■ Exercise description ■
Retype the following listing line for line, with no changes of any kind.
[BEGIN Records provided]
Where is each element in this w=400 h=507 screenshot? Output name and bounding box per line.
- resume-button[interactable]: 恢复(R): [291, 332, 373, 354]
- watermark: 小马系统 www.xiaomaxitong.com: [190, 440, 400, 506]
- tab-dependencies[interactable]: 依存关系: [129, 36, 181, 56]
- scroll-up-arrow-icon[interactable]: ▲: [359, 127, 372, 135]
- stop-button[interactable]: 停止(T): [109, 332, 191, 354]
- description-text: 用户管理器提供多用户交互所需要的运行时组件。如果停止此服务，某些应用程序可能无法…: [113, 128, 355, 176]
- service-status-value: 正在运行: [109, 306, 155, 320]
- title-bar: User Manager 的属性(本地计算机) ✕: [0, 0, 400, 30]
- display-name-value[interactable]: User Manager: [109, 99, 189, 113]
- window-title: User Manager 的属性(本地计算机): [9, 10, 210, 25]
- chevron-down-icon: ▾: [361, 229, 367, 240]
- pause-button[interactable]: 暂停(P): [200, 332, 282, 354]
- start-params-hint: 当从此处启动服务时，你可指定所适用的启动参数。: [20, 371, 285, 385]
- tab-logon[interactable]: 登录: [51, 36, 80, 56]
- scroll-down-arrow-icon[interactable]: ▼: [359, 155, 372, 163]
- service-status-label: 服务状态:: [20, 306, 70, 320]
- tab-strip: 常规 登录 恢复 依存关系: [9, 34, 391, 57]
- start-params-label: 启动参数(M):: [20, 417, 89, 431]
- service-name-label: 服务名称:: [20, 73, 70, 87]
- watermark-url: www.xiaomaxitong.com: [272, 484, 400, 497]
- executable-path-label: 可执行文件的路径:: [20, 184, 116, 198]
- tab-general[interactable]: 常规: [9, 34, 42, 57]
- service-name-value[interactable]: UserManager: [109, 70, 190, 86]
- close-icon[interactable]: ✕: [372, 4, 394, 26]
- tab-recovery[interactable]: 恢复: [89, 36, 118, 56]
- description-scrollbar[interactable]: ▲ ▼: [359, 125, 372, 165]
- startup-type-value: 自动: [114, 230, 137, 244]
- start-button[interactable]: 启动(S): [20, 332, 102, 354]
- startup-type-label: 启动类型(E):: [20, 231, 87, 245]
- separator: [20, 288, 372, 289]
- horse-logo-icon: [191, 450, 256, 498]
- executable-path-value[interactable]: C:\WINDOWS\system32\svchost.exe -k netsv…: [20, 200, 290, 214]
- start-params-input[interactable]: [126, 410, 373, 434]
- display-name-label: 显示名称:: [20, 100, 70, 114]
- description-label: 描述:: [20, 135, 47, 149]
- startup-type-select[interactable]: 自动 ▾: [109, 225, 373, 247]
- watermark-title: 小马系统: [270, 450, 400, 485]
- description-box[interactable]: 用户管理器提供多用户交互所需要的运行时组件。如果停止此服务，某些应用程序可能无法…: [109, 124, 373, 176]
[END Records provided]
■ Answer for the task ■
Where is each element in this w=400 h=507 screenshot? Output name and bounding box per line.
- resume-button[interactable]: 恢复(R): [291, 332, 373, 354]
- watermark: 小马系统 www.xiaomaxitong.com: [190, 440, 400, 506]
- tab-dependencies[interactable]: 依存关系: [129, 36, 181, 56]
- scroll-up-arrow-icon[interactable]: ▲: [359, 127, 372, 135]
- stop-button[interactable]: 停止(T): [109, 332, 191, 354]
- description-text: 用户管理器提供多用户交互所需要的运行时组件。如果停止此服务，某些应用程序可能无法…: [113, 128, 355, 176]
- service-status-value: 正在运行: [109, 306, 155, 320]
- title-bar: User Manager 的属性(本地计算机) ✕: [0, 0, 400, 30]
- display-name-value[interactable]: User Manager: [109, 99, 189, 113]
- window-title: User Manager 的属性(本地计算机): [9, 10, 210, 25]
- chevron-down-icon: ▾: [361, 229, 367, 240]
- pause-button[interactable]: 暂停(P): [200, 332, 282, 354]
- start-params-hint: 当从此处启动服务时，你可指定所适用的启动参数。: [20, 371, 285, 385]
- tab-logon[interactable]: 登录: [51, 36, 80, 56]
- scroll-down-arrow-icon[interactable]: ▼: [359, 155, 372, 163]
- service-status-label: 服务状态:: [20, 306, 70, 320]
- tab-strip: 常规 登录 恢复 依存关系: [9, 34, 391, 57]
- start-params-label: 启动参数(M):: [20, 417, 89, 431]
- service-name-label: 服务名称:: [20, 73, 70, 87]
- watermark-url: www.xiaomaxitong.com: [272, 484, 400, 497]
- executable-path-label: 可执行文件的路径:: [20, 184, 116, 198]
- tab-general[interactable]: 常规: [9, 34, 42, 57]
- service-name-value[interactable]: UserManager: [109, 70, 190, 86]
- close-icon[interactable]: ✕: [372, 4, 394, 26]
- tab-recovery[interactable]: 恢复: [89, 36, 118, 56]
- description-scrollbar[interactable]: ▲ ▼: [359, 125, 372, 165]
- startup-type-value: 自动: [114, 230, 137, 244]
- start-button[interactable]: 启动(S): [20, 332, 102, 354]
- startup-type-label: 启动类型(E):: [20, 231, 87, 245]
- separator: [20, 288, 372, 289]
- horse-logo-icon: [191, 450, 256, 498]
- executable-path-value[interactable]: C:\WINDOWS\system32\svchost.exe -k netsv…: [20, 200, 290, 214]
- start-params-input[interactable]: [126, 410, 373, 434]
- display-name-label: 显示名称:: [20, 100, 70, 114]
- description-label: 描述:: [20, 135, 47, 149]
- startup-type-select[interactable]: 自动 ▾: [109, 225, 373, 247]
- watermark-title: 小马系统: [270, 450, 400, 485]
- description-box[interactable]: 用户管理器提供多用户交互所需要的运行时组件。如果停止此服务，某些应用程序可能无法…: [109, 124, 373, 176]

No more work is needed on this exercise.